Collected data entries
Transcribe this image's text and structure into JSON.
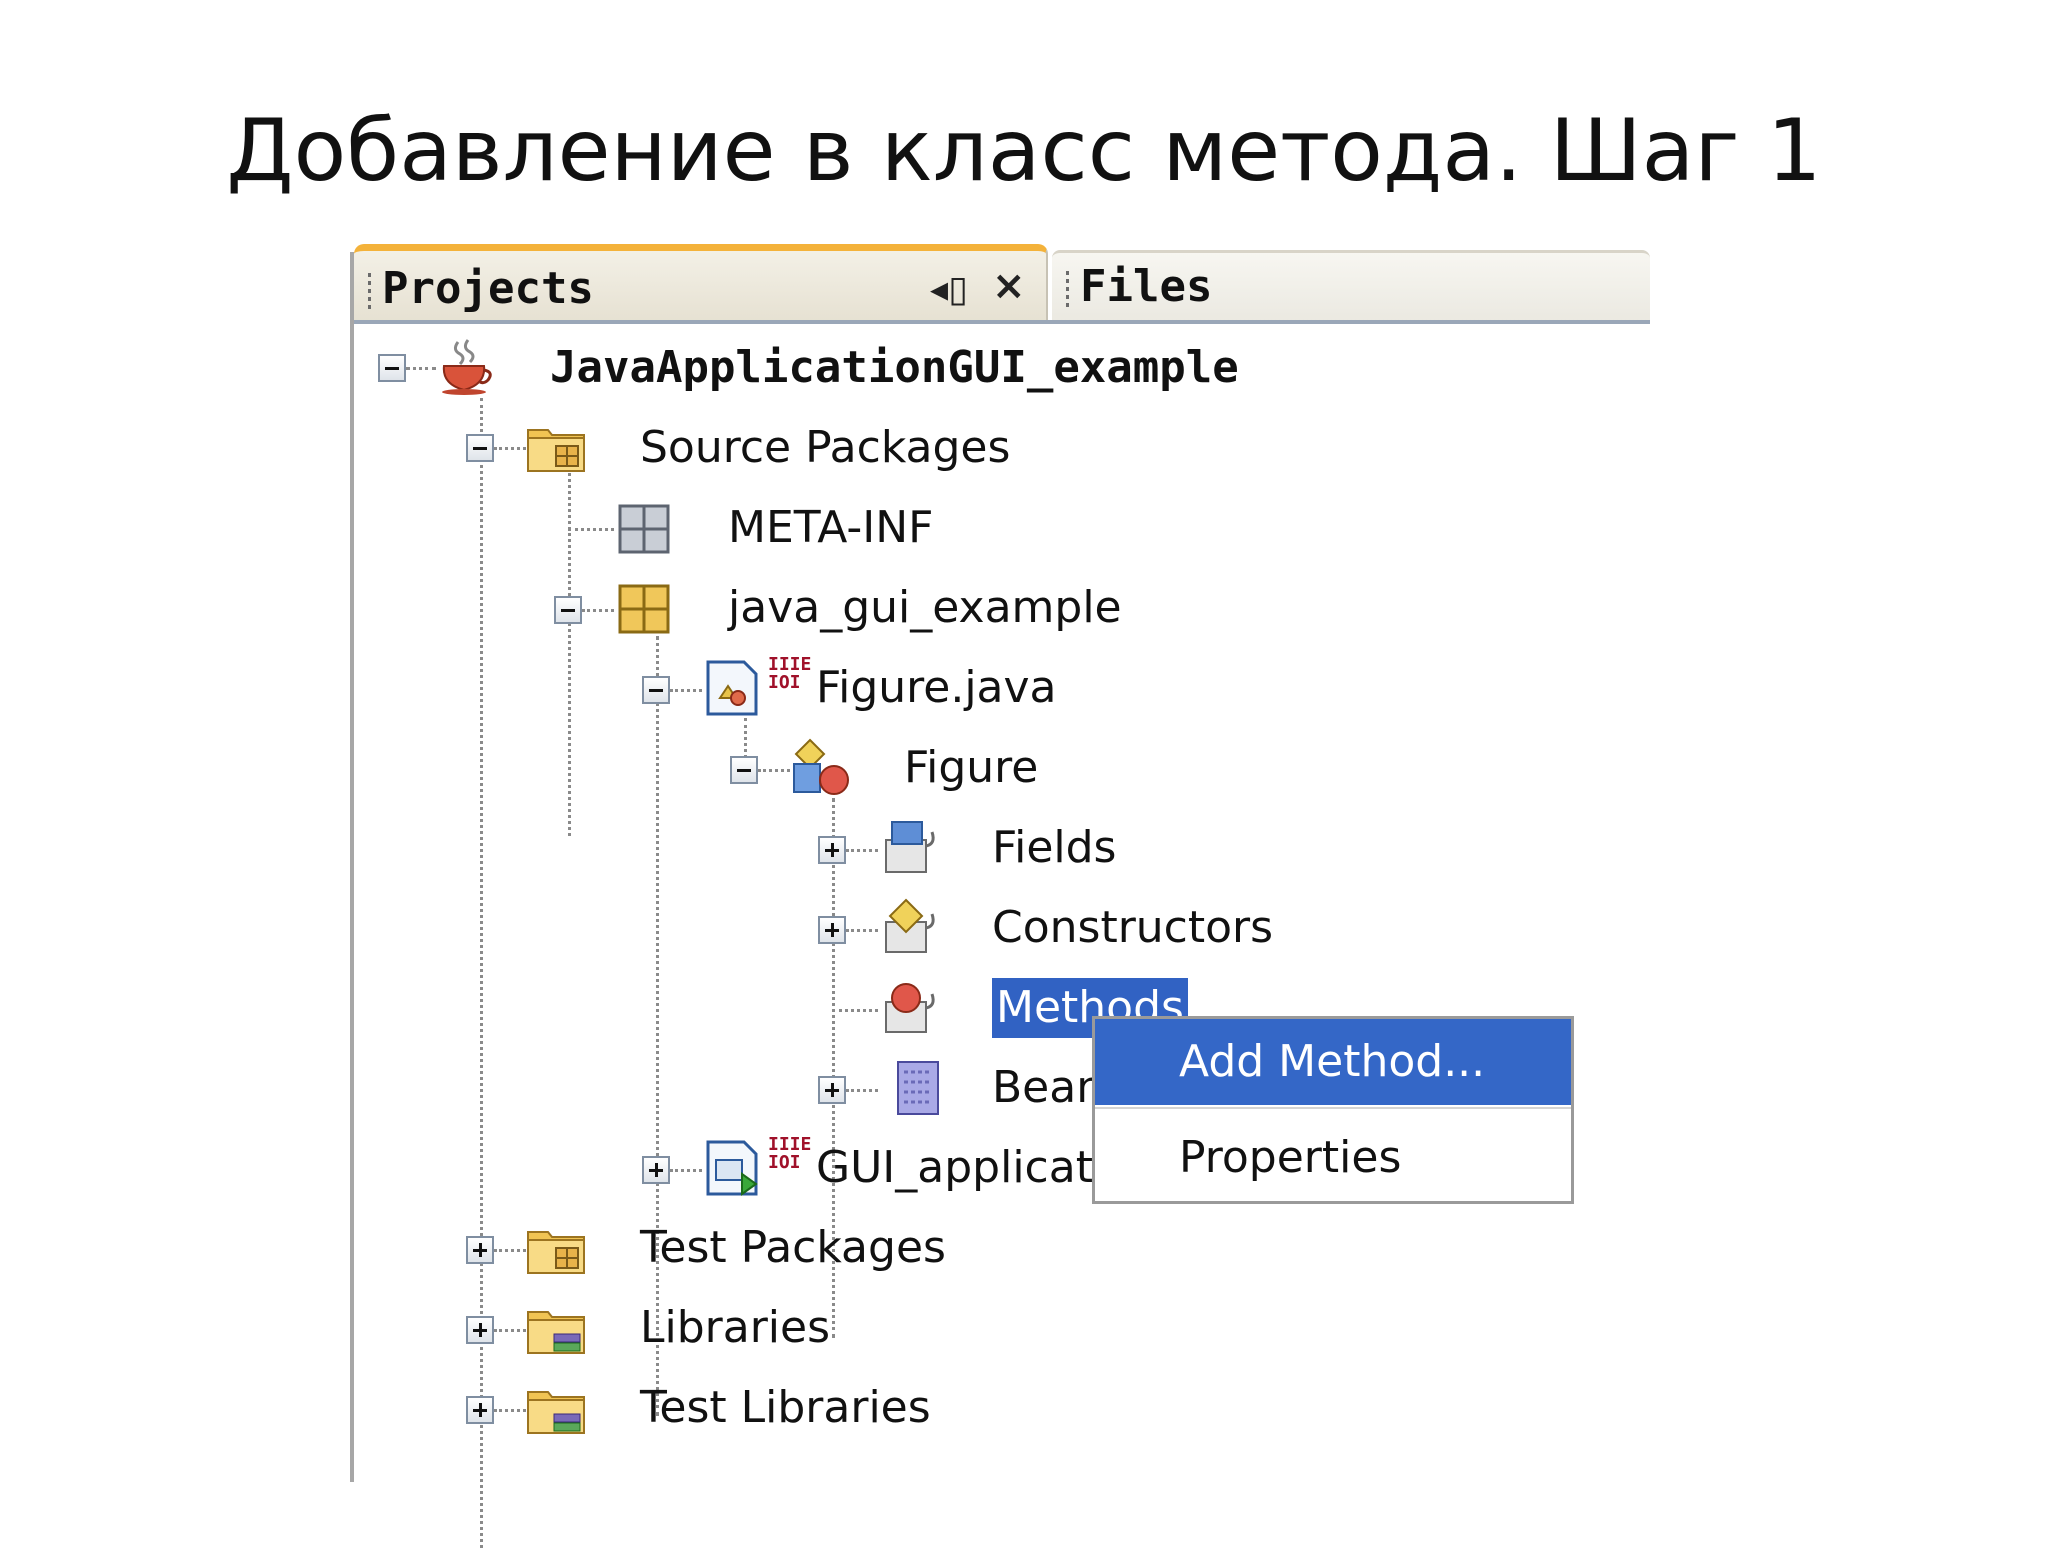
{
  "slide": {
    "title": "Добавление в класс метода. Шаг 1"
  },
  "tabs": {
    "projects_label": "Projects",
    "files_label": "Files",
    "minimize_glyph": "◂▯",
    "close_glyph": "×"
  },
  "tree": {
    "root": "JavaApplicationGUI_example",
    "source_packages": "Source Packages",
    "meta_inf": "META-INF",
    "package": "java_gui_example",
    "figure_java": "Figure.java",
    "figure_class": "Figure",
    "fields": "Fields",
    "constructors": "Constructors",
    "methods": "Methods",
    "bean": "Bean",
    "gui_app": "GUI_applicat",
    "test_packages": "Test Packages",
    "libraries": "Libraries",
    "test_libraries": "Test Libraries",
    "badge": "IIIE\nIOI"
  },
  "context_menu": {
    "items": [
      "Add Method...",
      "Properties"
    ]
  },
  "colors": {
    "selection": "#3162c3",
    "tab_accent": "#f4b23a",
    "badge": "#a0112a"
  }
}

§ OBJECTIVE: Your copy of the data above should match it exactly, except that pictures are left out.

§ EXERCISE ANSWER:
Transcribe this image's text and structure into JSON.
{
  "slide": {
    "title": "Добавление в класс метода. Шаг 1"
  },
  "tabs": {
    "projects_label": "Projects",
    "files_label": "Files",
    "minimize_glyph": "◂▯",
    "close_glyph": "×"
  },
  "tree": {
    "root": "JavaApplicationGUI_example",
    "source_packages": "Source Packages",
    "meta_inf": "META-INF",
    "package": "java_gui_example",
    "figure_java": "Figure.java",
    "figure_class": "Figure",
    "fields": "Fields",
    "constructors": "Constructors",
    "methods": "Methods",
    "bean": "Bean",
    "gui_app": "GUI_applicat",
    "test_packages": "Test Packages",
    "libraries": "Libraries",
    "test_libraries": "Test Libraries",
    "badge": "IIIE\nIOI"
  },
  "context_menu": {
    "items": [
      "Add Method...",
      "Properties"
    ]
  },
  "colors": {
    "selection": "#3162c3",
    "tab_accent": "#f4b23a",
    "badge": "#a0112a"
  }
}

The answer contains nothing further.